WRITTEN REQUEST: Extract all of the entries and give them again, word for word.
--- Start RECORDED DATA ---
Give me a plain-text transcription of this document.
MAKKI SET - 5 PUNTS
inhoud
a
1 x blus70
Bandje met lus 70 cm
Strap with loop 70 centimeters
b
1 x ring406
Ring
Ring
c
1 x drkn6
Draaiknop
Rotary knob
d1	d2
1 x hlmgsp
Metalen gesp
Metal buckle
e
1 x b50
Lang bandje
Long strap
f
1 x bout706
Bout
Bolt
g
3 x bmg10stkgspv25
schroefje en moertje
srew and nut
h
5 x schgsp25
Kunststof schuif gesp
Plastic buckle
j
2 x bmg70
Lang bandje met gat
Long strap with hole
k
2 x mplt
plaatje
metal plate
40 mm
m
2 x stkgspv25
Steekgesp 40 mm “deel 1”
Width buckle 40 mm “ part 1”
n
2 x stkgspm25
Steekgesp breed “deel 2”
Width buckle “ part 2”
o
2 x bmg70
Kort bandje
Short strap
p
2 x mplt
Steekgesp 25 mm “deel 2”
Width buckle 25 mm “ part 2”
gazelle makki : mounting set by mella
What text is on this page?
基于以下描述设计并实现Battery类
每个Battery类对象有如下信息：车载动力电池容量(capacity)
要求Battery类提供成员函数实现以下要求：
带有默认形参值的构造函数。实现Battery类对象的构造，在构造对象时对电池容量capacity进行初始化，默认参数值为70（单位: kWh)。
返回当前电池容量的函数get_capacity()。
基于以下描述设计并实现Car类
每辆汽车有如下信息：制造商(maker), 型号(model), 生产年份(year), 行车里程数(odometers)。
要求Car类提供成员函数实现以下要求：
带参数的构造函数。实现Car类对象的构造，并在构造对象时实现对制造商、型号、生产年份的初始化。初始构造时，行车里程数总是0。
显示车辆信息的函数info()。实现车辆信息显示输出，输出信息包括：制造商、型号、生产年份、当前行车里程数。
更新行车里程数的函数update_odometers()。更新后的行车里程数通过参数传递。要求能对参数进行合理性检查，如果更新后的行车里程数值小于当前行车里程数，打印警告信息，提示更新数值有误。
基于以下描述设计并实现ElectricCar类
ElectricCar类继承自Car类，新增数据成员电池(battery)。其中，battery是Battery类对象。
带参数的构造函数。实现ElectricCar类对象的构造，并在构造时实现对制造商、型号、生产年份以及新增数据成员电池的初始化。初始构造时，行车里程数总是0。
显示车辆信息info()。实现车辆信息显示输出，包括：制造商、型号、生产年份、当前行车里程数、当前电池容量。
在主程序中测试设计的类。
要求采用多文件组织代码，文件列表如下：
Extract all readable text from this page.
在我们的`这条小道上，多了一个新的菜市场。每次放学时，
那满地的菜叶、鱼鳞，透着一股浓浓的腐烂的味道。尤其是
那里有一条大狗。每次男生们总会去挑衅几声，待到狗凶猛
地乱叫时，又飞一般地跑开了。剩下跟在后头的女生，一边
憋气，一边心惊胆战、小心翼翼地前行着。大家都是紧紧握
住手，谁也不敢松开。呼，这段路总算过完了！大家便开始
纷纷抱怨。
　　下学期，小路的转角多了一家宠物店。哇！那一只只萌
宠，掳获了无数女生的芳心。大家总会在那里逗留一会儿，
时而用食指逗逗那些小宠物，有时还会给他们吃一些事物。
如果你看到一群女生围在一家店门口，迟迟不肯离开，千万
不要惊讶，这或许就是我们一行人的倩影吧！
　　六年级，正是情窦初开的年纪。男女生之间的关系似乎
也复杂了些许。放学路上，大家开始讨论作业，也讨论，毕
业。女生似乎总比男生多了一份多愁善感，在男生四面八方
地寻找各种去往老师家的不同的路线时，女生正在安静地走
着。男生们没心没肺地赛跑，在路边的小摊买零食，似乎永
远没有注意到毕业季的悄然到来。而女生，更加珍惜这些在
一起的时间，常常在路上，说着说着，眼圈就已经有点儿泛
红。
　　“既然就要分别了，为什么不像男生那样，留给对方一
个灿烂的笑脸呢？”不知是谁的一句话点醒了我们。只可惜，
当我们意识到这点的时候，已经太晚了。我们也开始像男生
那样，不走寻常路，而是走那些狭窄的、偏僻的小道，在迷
--- End RECORDED DATA ---
TASK RESULT:
Give me a plain-text transcription of this document.
MAKKI SET - 5 PUNTS
inhoud
a
1 x blus70
Bandje met lus 70 cm
Strap with loop 70 centimeters
b
1 x ring406
Ring
Ring
c
1 x drkn6
Draaiknop
Rotary knob
d1	d2
1 x hlmgsp
Metalen gesp
Metal buckle
e
1 x b50
Lang bandje
Long strap
f
1 x bout706
Bout
Bolt
g
3 x bmg10stkgspv25
schroefje en moertje
srew and nut
h
5 x schgsp25
Kunststof schuif gesp
Plastic buckle
j
2 x bmg70
Lang bandje met gat
Long strap with hole
k
2 x mplt
plaatje
metal plate
40 mm
m
2 x stkgspv25
Steekgesp 40 mm “deel 1”
Width buckle 40 mm “ part 1”
n
2 x stkgspm25
Steekgesp breed “deel 2”
Width buckle “ part 2”
o
2 x bmg70
Kort bandje
Short strap
p
2 x mplt
Steekgesp 25 mm “deel 2”
Width buckle 25 mm “ part 2”
gazelle makki : mounting set by mella
What text is on this page?
基于以下描述设计并实现Battery类
每个Battery类对象有如下信息：车载动力电池容量(capacity)
要求Battery类提供成员函数实现以下要求：
带有默认形参值的构造函数。实现Battery类对象的构造，在构造对象时对电池容量capacity进行初始化，默认参数值为70（单位: kWh)。
返回当前电池容量的函数get_capacity()。
基于以下描述设计并实现Car类
每辆汽车有如下信息：制造商(maker), 型号(model), 生产年份(year), 行车里程数(odometers)。
要求Car类提供成员函数实现以下要求：
带参数的构造函数。实现Car类对象的构造，并在构造对象时实现对制造商、型号、生产年份的初始化。初始构造时，行车里程数总是0。
显示车辆信息的函数info()。实现车辆信息显示输出，输出信息包括：制造商、型号、生产年份、当前行车里程数。
更新行车里程数的函数update_odometers()。更新后的行车里程数通过参数传递。要求能对参数进行合理性检查，如果更新后的行车里程数值小于当前行车里程数，打印警告信息，提示更新数值有误。
基于以下描述设计并实现ElectricCar类
ElectricCar类继承自Car类，新增数据成员电池(battery)。其中，battery是Battery类对象。
带参数的构造函数。实现ElectricCar类对象的构造，并在构造时实现对制造商、型号、生产年份以及新增数据成员电池的初始化。初始构造时，行车里程数总是0。
显示车辆信息info()。实现车辆信息显示输出，包括：制造商、型号、生产年份、当前行车里程数、当前电池容量。
在主程序中测试设计的类。
要求采用多文件组织代码，文件列表如下：
Extract all readable text from this page.
在我们的`这条小道上，多了一个新的菜市场。每次放学时，
那满地的菜叶、鱼鳞，透着一股浓浓的腐烂的味道。尤其是
那里有一条大狗。每次男生们总会去挑衅几声，待到狗凶猛
地乱叫时，又飞一般地跑开了。剩下跟在后头的女生，一边
憋气，一边心惊胆战、小心翼翼地前行着。大家都是紧紧握
住手，谁也不敢松开。呼，这段路总算过完了！大家便开始
纷纷抱怨。
　　下学期，小路的转角多了一家宠物店。哇！那一只只萌
宠，掳获了无数女生的芳心。大家总会在那里逗留一会儿，
时而用食指逗逗那些小宠物，有时还会给他们吃一些事物。
如果你看到一群女生围在一家店门口，迟迟不肯离开，千万
不要惊讶，这或许就是我们一行人的倩影吧！
　　六年级，正是情窦初开的年纪。男女生之间的关系似乎
也复杂了些许。放学路上，大家开始讨论作业，也讨论，毕
业。女生似乎总比男生多了一份多愁善感，在男生四面八方
地寻找各种去往老师家的不同的路线时，女生正在安静地走
着。男生们没心没肺地赛跑，在路边的小摊买零食，似乎永
远没有注意到毕业季的悄然到来。而女生，更加珍惜这些在
一起的时间，常常在路上，说着说着，眼圈就已经有点儿泛
红。
　　“既然就要分别了，为什么不像男生那样，留给对方一
个灿烂的笑脸呢？”不知是谁的一句话点醒了我们。只可惜，
当我们意识到这点的时候，已经太晚了。我们也开始像男生
那样，不走寻常路，而是走那些狭窄的、偏僻的小道，在迷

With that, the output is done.